Exercise requirements
In the entries below, identify every line with the string "type" and copy it.

Material supplied
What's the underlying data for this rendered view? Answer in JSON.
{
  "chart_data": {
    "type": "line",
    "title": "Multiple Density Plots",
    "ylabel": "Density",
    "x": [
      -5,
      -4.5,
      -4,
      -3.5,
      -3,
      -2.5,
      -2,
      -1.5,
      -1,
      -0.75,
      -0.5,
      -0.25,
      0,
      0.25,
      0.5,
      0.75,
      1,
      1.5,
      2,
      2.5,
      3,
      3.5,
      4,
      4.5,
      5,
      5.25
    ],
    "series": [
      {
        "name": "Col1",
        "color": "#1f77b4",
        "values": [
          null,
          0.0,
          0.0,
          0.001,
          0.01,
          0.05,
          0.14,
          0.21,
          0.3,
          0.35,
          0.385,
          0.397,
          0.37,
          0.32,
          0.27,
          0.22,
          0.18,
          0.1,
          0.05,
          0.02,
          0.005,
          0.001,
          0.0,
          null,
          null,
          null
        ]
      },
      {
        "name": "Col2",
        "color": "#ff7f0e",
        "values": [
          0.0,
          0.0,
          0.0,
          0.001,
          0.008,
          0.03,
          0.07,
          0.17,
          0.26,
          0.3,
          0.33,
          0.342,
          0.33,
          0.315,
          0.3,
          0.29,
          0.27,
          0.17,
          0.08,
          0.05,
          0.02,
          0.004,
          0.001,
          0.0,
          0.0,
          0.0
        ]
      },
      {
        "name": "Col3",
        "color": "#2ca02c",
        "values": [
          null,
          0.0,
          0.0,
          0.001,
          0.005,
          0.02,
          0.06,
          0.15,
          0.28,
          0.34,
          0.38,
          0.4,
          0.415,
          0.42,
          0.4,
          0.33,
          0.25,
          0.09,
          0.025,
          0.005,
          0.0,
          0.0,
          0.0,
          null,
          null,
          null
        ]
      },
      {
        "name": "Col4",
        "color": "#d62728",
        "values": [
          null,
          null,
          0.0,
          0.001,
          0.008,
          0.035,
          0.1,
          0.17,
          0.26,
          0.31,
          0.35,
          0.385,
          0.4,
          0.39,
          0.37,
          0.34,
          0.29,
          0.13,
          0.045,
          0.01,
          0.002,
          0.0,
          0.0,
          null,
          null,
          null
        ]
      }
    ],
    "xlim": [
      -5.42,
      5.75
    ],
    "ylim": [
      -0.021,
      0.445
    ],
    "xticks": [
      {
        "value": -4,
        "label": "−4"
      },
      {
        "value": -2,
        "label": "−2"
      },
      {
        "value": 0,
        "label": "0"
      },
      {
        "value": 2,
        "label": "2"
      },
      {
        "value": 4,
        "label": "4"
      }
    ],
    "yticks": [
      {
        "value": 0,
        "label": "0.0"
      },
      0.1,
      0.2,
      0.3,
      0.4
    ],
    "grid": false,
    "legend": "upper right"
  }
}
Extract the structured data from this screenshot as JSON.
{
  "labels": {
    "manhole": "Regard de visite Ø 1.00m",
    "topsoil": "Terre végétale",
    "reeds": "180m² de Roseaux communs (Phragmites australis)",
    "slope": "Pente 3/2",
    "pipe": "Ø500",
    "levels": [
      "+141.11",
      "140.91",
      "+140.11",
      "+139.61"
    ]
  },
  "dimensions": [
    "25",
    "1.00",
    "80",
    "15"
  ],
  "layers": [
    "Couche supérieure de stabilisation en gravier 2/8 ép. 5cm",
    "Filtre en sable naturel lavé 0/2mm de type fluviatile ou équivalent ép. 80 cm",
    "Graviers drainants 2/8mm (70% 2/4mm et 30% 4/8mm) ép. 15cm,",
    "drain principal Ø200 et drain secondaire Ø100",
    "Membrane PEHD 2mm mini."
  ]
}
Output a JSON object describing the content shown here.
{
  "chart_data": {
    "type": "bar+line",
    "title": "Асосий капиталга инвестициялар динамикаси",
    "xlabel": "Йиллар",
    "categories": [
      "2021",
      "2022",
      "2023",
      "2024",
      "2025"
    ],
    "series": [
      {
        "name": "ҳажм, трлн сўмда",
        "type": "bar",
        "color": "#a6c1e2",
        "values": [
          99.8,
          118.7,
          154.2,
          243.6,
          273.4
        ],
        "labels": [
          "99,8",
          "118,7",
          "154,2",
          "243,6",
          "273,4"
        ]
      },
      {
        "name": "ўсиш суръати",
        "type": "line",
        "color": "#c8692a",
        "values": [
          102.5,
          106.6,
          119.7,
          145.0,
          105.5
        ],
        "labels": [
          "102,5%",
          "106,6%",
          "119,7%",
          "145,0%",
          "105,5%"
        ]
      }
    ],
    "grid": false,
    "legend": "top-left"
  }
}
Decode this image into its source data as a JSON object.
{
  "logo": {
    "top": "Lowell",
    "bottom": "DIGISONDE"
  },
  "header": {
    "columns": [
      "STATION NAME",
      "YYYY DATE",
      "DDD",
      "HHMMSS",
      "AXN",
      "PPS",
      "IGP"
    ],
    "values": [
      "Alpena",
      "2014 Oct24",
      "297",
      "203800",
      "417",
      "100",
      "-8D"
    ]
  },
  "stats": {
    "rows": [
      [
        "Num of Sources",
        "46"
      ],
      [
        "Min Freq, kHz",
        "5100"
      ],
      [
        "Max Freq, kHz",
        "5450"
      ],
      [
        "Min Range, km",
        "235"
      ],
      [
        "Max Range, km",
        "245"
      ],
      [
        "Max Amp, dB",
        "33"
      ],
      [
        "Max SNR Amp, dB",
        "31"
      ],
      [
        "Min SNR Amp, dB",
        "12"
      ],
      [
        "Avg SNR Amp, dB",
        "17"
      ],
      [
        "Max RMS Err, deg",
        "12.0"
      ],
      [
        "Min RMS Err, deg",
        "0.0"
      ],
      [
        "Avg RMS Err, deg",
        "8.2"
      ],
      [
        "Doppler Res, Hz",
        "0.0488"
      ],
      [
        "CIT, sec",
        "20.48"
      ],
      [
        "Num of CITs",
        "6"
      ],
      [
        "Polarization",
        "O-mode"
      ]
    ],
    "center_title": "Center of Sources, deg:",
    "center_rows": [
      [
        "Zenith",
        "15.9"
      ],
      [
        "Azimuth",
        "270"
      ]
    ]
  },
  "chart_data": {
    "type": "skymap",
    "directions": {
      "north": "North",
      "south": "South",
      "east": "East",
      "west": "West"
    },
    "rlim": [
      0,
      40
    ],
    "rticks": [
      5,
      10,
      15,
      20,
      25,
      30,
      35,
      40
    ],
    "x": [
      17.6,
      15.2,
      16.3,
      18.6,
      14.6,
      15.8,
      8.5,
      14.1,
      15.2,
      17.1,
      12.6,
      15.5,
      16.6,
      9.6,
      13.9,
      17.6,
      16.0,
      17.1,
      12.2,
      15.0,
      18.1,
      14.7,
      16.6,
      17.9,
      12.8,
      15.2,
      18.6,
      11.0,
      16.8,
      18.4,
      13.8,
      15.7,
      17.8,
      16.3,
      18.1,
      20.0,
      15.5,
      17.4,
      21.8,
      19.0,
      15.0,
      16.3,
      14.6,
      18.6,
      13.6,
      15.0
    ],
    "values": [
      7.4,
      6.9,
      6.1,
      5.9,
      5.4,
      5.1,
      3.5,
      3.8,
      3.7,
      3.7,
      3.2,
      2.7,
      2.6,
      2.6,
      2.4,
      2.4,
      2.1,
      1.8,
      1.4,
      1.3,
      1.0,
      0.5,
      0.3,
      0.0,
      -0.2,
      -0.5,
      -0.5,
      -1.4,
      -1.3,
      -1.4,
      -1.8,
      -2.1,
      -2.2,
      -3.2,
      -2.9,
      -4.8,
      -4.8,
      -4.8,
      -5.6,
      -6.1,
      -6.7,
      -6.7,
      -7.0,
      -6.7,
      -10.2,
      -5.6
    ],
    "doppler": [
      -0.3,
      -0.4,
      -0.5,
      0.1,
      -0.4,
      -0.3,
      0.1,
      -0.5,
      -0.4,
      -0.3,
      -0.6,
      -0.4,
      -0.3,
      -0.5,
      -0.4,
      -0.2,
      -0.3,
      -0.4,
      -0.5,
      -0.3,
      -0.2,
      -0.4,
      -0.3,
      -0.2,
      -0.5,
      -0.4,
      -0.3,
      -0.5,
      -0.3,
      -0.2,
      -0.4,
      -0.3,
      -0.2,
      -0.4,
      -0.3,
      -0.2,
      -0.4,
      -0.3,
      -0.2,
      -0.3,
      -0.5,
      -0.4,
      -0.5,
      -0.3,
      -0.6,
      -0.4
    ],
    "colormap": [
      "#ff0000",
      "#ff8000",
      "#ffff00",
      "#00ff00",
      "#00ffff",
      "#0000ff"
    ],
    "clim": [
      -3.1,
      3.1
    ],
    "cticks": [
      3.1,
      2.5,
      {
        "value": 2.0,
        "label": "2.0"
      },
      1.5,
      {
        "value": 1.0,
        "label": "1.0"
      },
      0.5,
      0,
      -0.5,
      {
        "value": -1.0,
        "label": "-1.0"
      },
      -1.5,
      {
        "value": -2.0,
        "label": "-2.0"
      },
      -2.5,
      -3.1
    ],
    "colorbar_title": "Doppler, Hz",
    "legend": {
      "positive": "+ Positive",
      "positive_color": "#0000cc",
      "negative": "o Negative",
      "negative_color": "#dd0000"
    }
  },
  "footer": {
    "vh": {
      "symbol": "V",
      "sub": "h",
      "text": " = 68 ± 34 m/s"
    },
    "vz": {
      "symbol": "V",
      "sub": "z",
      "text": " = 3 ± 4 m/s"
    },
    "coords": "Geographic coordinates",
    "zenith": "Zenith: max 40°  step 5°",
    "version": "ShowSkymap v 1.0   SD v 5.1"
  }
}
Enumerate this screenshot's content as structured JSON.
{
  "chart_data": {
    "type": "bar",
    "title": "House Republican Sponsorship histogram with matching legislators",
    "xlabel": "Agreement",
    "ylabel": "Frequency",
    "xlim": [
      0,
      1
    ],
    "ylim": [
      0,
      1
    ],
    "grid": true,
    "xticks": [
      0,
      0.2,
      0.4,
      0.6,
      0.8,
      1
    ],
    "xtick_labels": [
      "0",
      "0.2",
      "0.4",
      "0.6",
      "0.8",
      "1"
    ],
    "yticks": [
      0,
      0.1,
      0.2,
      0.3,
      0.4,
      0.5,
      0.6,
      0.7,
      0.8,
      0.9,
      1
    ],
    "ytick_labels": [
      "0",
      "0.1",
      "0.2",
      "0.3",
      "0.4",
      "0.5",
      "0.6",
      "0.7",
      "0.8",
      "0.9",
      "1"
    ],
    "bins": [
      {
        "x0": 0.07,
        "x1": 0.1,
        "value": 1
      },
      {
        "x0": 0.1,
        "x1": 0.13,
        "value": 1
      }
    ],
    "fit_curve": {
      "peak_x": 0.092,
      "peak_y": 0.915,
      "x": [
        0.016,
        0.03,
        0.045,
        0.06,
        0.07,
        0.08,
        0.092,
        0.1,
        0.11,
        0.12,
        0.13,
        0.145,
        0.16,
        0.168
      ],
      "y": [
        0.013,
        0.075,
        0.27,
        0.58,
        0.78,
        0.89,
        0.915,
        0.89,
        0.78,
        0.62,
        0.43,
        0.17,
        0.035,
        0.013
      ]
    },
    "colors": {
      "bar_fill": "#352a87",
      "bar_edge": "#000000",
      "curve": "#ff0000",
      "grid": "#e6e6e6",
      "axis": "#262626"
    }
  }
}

Response to the task
    "type": "line",
    "Filtre en sable naturel lavé 0/2mm de type fluviatile ou équivalent ép. 80 cm",
    "type": "bar+line",
        "type": "bar",
        "type": "line",
    "type": "skymap",
    "type": "bar",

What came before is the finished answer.